**TASK DESCRIPTION**
Pictures stay out; everything else in the records below is copied exactly.

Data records
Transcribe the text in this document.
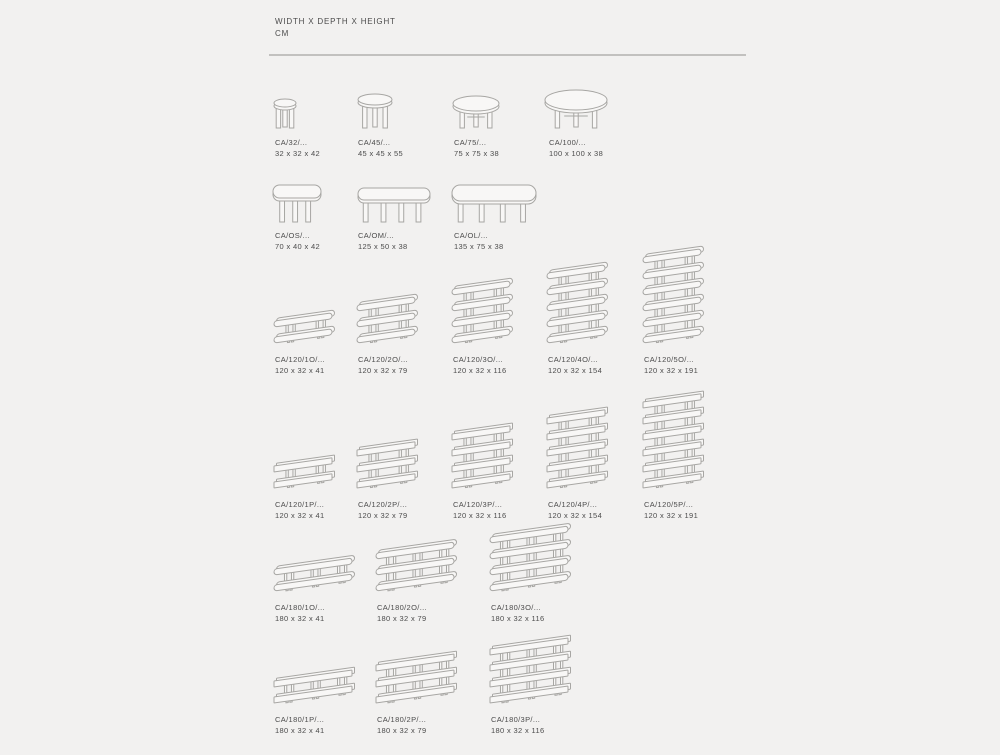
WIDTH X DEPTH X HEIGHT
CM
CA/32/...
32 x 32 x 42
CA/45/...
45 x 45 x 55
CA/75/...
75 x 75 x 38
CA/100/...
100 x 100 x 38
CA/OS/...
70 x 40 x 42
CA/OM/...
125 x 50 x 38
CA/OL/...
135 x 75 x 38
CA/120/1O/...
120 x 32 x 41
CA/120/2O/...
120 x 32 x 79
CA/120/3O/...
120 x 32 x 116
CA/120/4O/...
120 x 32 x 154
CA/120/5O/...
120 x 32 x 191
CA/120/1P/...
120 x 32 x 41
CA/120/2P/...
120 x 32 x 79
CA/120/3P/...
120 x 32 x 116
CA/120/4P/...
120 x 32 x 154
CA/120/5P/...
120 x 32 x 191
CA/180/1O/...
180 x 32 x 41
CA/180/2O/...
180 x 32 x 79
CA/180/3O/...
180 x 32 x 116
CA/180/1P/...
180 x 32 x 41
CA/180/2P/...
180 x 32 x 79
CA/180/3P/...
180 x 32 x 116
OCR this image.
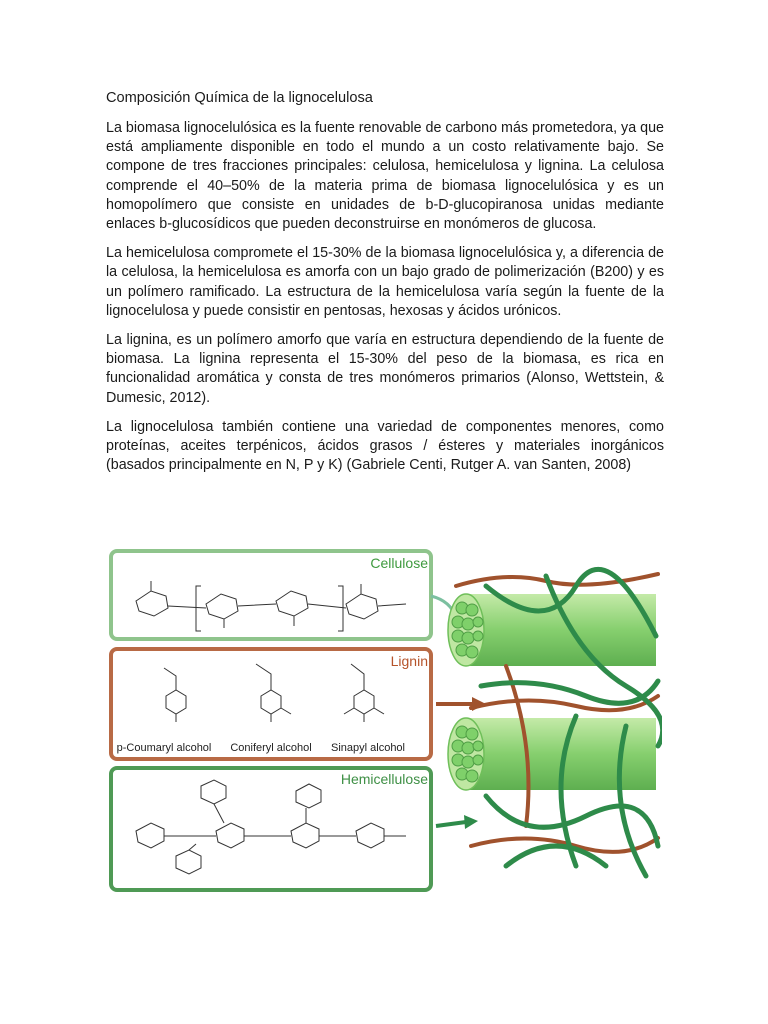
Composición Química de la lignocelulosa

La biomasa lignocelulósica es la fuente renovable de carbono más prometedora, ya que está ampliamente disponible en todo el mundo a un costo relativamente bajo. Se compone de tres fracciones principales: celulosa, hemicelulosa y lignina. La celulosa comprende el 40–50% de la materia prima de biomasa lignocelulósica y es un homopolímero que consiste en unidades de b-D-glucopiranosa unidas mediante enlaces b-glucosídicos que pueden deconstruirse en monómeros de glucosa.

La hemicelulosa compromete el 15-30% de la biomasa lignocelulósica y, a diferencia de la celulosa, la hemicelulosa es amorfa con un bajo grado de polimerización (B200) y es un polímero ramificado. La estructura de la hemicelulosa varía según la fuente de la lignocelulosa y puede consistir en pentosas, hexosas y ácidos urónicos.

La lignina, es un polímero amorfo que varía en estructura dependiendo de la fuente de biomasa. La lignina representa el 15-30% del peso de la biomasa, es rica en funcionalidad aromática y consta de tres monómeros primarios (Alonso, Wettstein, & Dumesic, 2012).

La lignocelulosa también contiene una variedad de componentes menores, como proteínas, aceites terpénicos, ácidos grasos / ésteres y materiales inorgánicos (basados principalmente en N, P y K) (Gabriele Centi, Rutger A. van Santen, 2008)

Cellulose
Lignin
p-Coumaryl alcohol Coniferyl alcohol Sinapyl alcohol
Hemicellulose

**RESULT OF THE TASK**
Transcribe the text in this document.
WIDTH X DEPTH X HEIGHT
CM
CA/32/...
32 x 32 x 42
CA/45/...
45 x 45 x 55
CA/75/...
75 x 75 x 38
CA/100/...
100 x 100 x 38
CA/OS/...
70 x 40 x 42
CA/OM/...
125 x 50 x 38
CA/OL/...
135 x 75 x 38
CA/120/1O/...
120 x 32 x 41
CA/120/2O/...
120 x 32 x 79
CA/120/3O/...
120 x 32 x 116
CA/120/4O/...
120 x 32 x 154
CA/120/5O/...
120 x 32 x 191
CA/120/1P/...
120 x 32 x 41
CA/120/2P/...
120 x 32 x 79
CA/120/3P/...
120 x 32 x 116
CA/120/4P/...
120 x 32 x 154
CA/120/5P/...
120 x 32 x 191
CA/180/1O/...
180 x 32 x 41
CA/180/2O/...
180 x 32 x 79
CA/180/3O/...
180 x 32 x 116
CA/180/1P/...
180 x 32 x 41
CA/180/2P/...
180 x 32 x 79
CA/180/3P/...
180 x 32 x 116
OCR this image.
Composición Química de la lignocelulosa

La biomasa lignocelulósica es la fuente renovable de carbono más prometedora, ya que está ampliamente disponible en todo el mundo a un costo relativamente bajo. Se compone de tres fracciones principales: celulosa, hemicelulosa y lignina. La celulosa comprende el 40–50% de la materia prima de biomasa lignocelulósica y es un homopolímero que consiste en unidades de b-D-glucopiranosa unidas mediante enlaces b-glucosídicos que pueden deconstruirse en monómeros de glucosa.

La hemicelulosa compromete el 15-30% de la biomasa lignocelulósica y, a diferencia de la celulosa, la hemicelulosa es amorfa con un bajo grado de polimerización (B200) y es un polímero ramificado. La estructura de la hemicelulosa varía según la fuente de la lignocelulosa y puede consistir en pentosas, hexosas y ácidos urónicos.

La lignina, es un polímero amorfo que varía en estructura dependiendo de la fuente de biomasa. La lignina representa el 15-30% del peso de la biomasa, es rica en funcionalidad aromática y consta de tres monómeros primarios (Alonso, Wettstein, & Dumesic, 2012).

La lignocelulosa también contiene una variedad de componentes menores, como proteínas, aceites terpénicos, ácidos grasos / ésteres y materiales inorgánicos (basados principalmente en N, P y K) (Gabriele Centi, Rutger A. van Santen, 2008)

Cellulose
Lignin
p-Coumaryl alcohol Coniferyl alcohol Sinapyl alcohol
Hemicellulose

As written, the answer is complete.